● OBIETTIVO:
Rispondi a queste domande sull'articolo dedicato ai contratti a zero ore.
(a) In che data entrerà in vigore il disegno di legge?
(b) Quanti dipendenti con contratti "zero-hour" ha Sports Direct?
(c) Chi guida il sindacato Unite?

● TESTO PROPOSTO:
----------------

Lavoro: contratti zero ore dichiarati illegittimi

11 Marzo 2016, di Mariangela Tessa

NEW YORK (WSI) – Dopo mesi di proteste, il Parlamento neo-zelandese ha approvato all’unanimita’ una legge che segna una rivoluzione nel mercato del lavoro, rendendo illegittimi i “contratti a zero ore”.

In pratica si tratta di contratti di lavoro a tutti gli effetti, ma flessibili al punto da non garantire neanche un minimo di ore lavorative a settimana.

Per lo piu’ adottati nella grande distribuzione, per i datori di lavoro, l’adozione di questi contratti garantisce una serie di vantaggi. La massima flessibilità insita nel contratto permette da un lato la possibilità di coprire agevolmente gli eventuali improvvisi picchi di lavoro, dall’altro il risparmio sui periodi in cui non si lavora.

Inoltre questi contratti non prevedono una copertura in caso né di malattia né di ferie.

“Si tratta di una vittoria incredibile” ha commentato Mike Treen, leader del sindacato Unite, che ha guidato la protesta in Nuova Zelanda, specificando che nel paese ci sono “centinaia di migliaia di lavoratori” assunti con questo tipo di contratto.

Una situazione analoga si riscontra nel Regno Unito, dove più grande rivenditore di sport del paese, Sports Direct, ha 15.000 dipendenti con contratti “zero-hour”.

“In Nuova Zelanda sono generalmente utilizzati da catene di fast-food o da società che operano nella sicurezza e imprese di pulizia” ha aggiunto Treen.

Il disegno di legge, che entrerà in vigore il primo aprile, prevede che i datori di lavoro garantiscano un numero minimo di ore di lavoro ogni settimana e che i lavoratori possano rifiutare ore extra.

----------------

[Dati di analisi del layout del documento]

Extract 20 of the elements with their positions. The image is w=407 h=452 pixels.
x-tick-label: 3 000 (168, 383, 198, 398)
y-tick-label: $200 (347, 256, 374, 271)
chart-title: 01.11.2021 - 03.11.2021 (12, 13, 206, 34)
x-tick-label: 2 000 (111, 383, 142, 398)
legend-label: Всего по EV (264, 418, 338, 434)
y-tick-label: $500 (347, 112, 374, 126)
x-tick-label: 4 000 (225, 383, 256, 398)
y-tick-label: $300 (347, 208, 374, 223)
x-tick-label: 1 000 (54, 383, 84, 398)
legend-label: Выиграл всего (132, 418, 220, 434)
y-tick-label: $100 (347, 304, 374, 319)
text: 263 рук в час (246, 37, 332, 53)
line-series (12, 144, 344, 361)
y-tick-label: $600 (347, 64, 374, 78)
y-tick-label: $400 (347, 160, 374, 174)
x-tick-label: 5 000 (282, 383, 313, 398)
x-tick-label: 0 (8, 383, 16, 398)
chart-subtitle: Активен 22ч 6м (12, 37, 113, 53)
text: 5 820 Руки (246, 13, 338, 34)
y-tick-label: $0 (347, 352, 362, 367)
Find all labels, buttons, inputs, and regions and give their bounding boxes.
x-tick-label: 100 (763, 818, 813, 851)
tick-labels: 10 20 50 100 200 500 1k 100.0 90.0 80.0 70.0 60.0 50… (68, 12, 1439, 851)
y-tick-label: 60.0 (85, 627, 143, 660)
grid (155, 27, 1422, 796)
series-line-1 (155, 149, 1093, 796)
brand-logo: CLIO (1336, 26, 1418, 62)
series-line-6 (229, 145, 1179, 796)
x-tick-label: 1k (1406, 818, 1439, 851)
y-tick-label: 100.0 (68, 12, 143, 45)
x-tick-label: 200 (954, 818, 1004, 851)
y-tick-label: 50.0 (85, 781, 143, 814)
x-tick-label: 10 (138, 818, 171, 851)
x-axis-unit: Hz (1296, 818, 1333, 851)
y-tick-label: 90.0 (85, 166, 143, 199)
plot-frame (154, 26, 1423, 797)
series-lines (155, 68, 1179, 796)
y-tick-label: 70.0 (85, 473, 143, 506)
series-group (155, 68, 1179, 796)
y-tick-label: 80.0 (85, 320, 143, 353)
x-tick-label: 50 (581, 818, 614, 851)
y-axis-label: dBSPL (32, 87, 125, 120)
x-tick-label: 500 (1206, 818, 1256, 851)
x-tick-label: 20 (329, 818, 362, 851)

----------------

● RISPOSTA:
(a) Il primo aprile.
(b) 15.000.
(c) Mike Treen.